Select the lines below containing the word "plain".

[Stored records]
■ ■ ■ ■

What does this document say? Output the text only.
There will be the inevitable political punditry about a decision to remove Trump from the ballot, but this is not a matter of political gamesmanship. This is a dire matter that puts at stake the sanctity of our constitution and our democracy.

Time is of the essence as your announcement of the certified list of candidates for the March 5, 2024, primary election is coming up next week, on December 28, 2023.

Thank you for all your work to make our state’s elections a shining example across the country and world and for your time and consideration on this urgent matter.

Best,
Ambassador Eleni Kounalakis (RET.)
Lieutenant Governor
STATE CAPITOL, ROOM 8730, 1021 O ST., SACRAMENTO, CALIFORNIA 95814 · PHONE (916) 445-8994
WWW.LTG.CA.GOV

■ ■ ■ ■

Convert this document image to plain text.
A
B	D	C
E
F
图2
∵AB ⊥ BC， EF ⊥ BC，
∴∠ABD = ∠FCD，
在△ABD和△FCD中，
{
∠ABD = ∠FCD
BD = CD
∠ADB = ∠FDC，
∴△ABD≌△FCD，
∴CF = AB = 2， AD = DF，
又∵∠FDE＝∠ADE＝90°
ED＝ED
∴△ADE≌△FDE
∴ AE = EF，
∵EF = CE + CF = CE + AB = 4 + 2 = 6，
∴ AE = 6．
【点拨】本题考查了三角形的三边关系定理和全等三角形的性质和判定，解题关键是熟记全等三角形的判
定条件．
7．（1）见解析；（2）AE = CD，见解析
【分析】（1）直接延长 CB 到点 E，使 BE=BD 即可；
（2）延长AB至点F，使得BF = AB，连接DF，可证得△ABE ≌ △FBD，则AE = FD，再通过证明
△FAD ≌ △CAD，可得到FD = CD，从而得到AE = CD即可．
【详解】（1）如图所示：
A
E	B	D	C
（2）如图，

■ ■ ■ ■

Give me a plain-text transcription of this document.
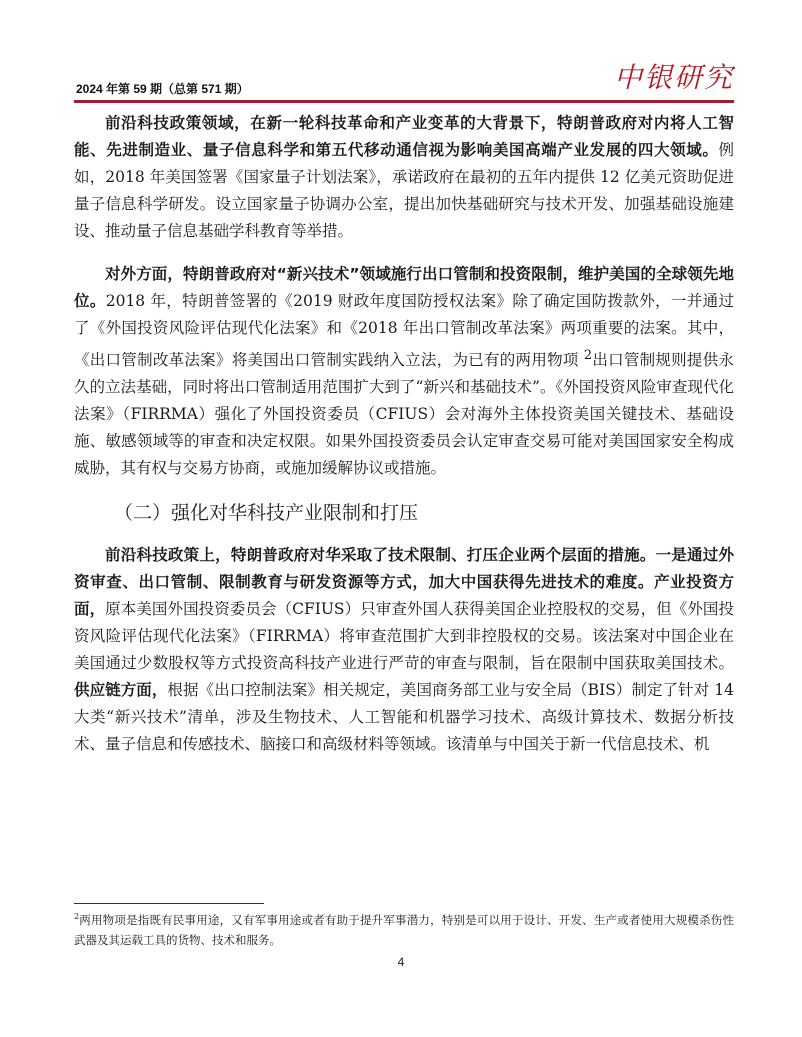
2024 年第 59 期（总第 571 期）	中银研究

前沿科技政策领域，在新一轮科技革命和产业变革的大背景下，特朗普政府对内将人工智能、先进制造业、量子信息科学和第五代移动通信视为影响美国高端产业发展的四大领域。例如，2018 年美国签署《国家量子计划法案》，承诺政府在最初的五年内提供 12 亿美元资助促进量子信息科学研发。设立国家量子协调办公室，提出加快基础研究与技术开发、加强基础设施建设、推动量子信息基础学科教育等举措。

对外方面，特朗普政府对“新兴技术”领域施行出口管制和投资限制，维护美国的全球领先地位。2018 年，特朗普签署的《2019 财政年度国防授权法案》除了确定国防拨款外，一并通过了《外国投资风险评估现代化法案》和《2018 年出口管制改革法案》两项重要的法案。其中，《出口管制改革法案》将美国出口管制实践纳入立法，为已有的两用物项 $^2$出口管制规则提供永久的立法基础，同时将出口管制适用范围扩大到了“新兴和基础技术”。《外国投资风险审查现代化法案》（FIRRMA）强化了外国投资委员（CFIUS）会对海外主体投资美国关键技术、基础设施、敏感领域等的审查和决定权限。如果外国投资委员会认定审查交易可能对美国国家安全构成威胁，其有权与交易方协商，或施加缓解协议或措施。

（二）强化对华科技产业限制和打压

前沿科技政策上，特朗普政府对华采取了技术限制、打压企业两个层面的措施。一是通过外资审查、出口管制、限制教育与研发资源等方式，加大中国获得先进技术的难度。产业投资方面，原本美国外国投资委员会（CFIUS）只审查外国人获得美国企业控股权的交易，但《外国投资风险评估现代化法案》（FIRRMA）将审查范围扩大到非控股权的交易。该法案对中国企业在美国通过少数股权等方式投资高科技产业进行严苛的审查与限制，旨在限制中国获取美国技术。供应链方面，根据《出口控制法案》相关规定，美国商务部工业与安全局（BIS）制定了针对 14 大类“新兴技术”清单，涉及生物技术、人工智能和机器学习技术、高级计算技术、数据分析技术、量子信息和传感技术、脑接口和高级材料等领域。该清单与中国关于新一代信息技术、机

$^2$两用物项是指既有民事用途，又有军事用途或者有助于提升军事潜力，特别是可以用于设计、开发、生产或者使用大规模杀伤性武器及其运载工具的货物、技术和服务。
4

■ ■ ■ ■

**Result for this exercise:**
Convert this document image to plain text.
Give me a plain-text transcription of this document.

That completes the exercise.